*WHAT YOU SHOULD DO*: What you return should match every record exactly, with the images removed.

───

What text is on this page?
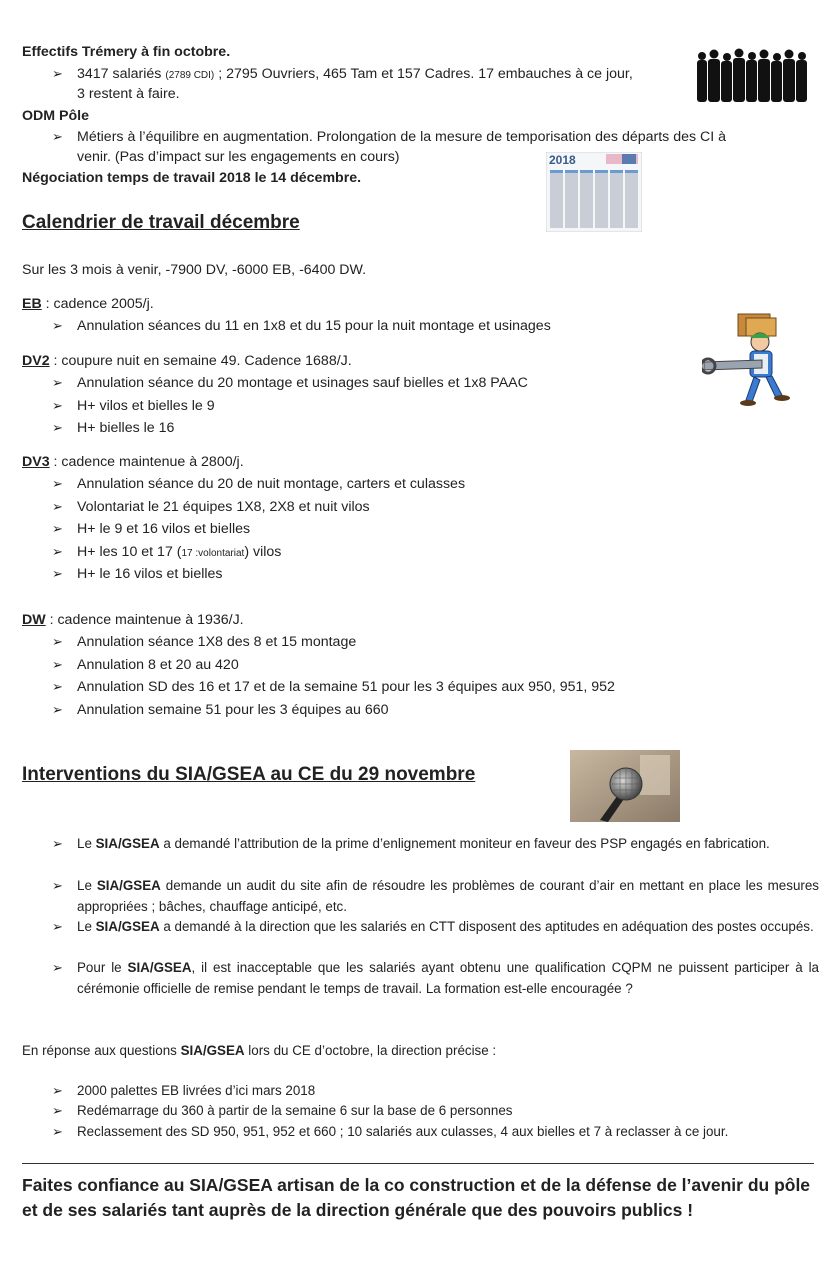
Effectifs Trémery à fin octobre.
➢ 3417 salariés (2789 CDI) ; 2795 Ouvriers, 465 Tam et 157 Cadres. 17 embauches à ce jour,
3 restent à faire.
ODM Pôle
➢ Métiers à l’équilibre en augmentation. Prolongation de la mesure de temporisation des départs des CI à
venir. (Pas d’impact sur les engagements en cours)
Négociation temps de travail 2018 le 14 décembre.
2018
Calendrier de travail décembre
Sur les 3 mois à venir, -7900 DV, -6000 EB, -6400 DW.
EB : cadence 2005/j.
➢ Annulation séances du 11 en 1x8 et du 15 pour la nuit montage et usinages
DV2 : coupure nuit en semaine 49. Cadence 1688/J.
➢ Annulation séance du 20 montage et usinages sauf bielles et 1x8 PAAC
➢ H+ vilos et bielles le 9
➢ H+ bielles le 16
DV3 : cadence maintenue à 2800/j.
➢ Annulation séance du 20 de nuit montage, carters et culasses
➢ Volontariat le 21 équipes 1X8, 2X8 et nuit vilos
➢ H+ le 9 et 16 vilos et bielles
➢ H+ les 10 et 17 (17 :volontariat) vilos
➢ H+ le 16 vilos et bielles
DW : cadence maintenue à 1936/J.
➢ Annulation séance 1X8 des 8 et 15 montage
➢ Annulation 8 et 20 au 420
➢ Annulation SD des 16 et 17 et de la semaine 51 pour les 3 équipes aux 950, 951, 952
➢ Annulation semaine 51 pour les 3 équipes au 660
Interventions du SIA/GSEA au CE du 29 novembre
➢ Le SIA/GSEA a demandé l’attribution de la prime d’enlignement moniteur en faveur des PSP engagés en fabrication.
➢ Le SIA/GSEA demande un audit du site afin de résoudre les problèmes de courant d’air en mettant en place les mesures appropriées ; bâches, chauffage anticipé, etc.
➢ Le SIA/GSEA a demandé à la direction que les salariés en CTT disposent des aptitudes en adéquation des postes occupés.
➢ Pour le SIA/GSEA, il est inacceptable que les salariés ayant obtenu une qualification CQPM ne puissent participer à la cérémonie officielle de remise pendant le temps de travail. La formation est-elle encouragée ?
En réponse aux questions SIA/GSEA lors du CE d’octobre, la direction précise :
➢ 2000 palettes EB livrées d’ici mars 2018
➢ Redémarrage du 360 à partir de la semaine 6 sur la base de 6 personnes
➢ Reclassement des SD 950, 951, 952 et 660 ; 10 salariés aux culasses, 4 aux bielles et 7 à reclasser à ce jour.
Faites confiance au SIA/GSEA artisan de la co construction et de la défense de l’avenir du pôle et de ses salariés tant auprès de la direction générale que des pouvoirs publics !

───

*THE RESULT*:
What text is on this page?
Effectifs Trémery à fin octobre.
➢ 3417 salariés (2789 CDI) ; 2795 Ouvriers, 465 Tam et 157 Cadres. 17 embauches à ce jour,
3 restent à faire.
ODM Pôle
➢ Métiers à l’équilibre en augmentation. Prolongation de la mesure de temporisation des départs des CI à
venir. (Pas d’impact sur les engagements en cours)
Négociation temps de travail 2018 le 14 décembre.
2018
Calendrier de travail décembre
Sur les 3 mois à venir, -7900 DV, -6000 EB, -6400 DW.
EB : cadence 2005/j.
➢ Annulation séances du 11 en 1x8 et du 15 pour la nuit montage et usinages
DV2 : coupure nuit en semaine 49. Cadence 1688/J.
➢ Annulation séance du 20 montage et usinages sauf bielles et 1x8 PAAC
➢ H+ vilos et bielles le 9
➢ H+ bielles le 16
DV3 : cadence maintenue à 2800/j.
➢ Annulation séance du 20 de nuit montage, carters et culasses
➢ Volontariat le 21 équipes 1X8, 2X8 et nuit vilos
➢ H+ le 9 et 16 vilos et bielles
➢ H+ les 10 et 17 (17 :volontariat) vilos
➢ H+ le 16 vilos et bielles
DW : cadence maintenue à 1936/J.
➢ Annulation séance 1X8 des 8 et 15 montage
➢ Annulation 8 et 20 au 420
➢ Annulation SD des 16 et 17 et de la semaine 51 pour les 3 équipes aux 950, 951, 952
➢ Annulation semaine 51 pour les 3 équipes au 660
Interventions du SIA/GSEA au CE du 29 novembre
➢ Le SIA/GSEA a demandé l’attribution de la prime d’enlignement moniteur en faveur des PSP engagés en fabrication.
➢ Le SIA/GSEA demande un audit du site afin de résoudre les problèmes de courant d’air en mettant en place les mesures appropriées ; bâches, chauffage anticipé, etc.
➢ Le SIA/GSEA a demandé à la direction que les salariés en CTT disposent des aptitudes en adéquation des postes occupés.
➢ Pour le SIA/GSEA, il est inacceptable que les salariés ayant obtenu une qualification CQPM ne puissent participer à la cérémonie officielle de remise pendant le temps de travail. La formation est-elle encouragée ?
En réponse aux questions SIA/GSEA lors du CE d’octobre, la direction précise :
➢ 2000 palettes EB livrées d’ici mars 2018
➢ Redémarrage du 360 à partir de la semaine 6 sur la base de 6 personnes
➢ Reclassement des SD 950, 951, 952 et 660 ; 10 salariés aux culasses, 4 aux bielles et 7 à reclasser à ce jour.
Faites confiance au SIA/GSEA artisan de la co construction et de la défense de l’avenir du pôle et de ses salariés tant auprès de la direction générale que des pouvoirs publics !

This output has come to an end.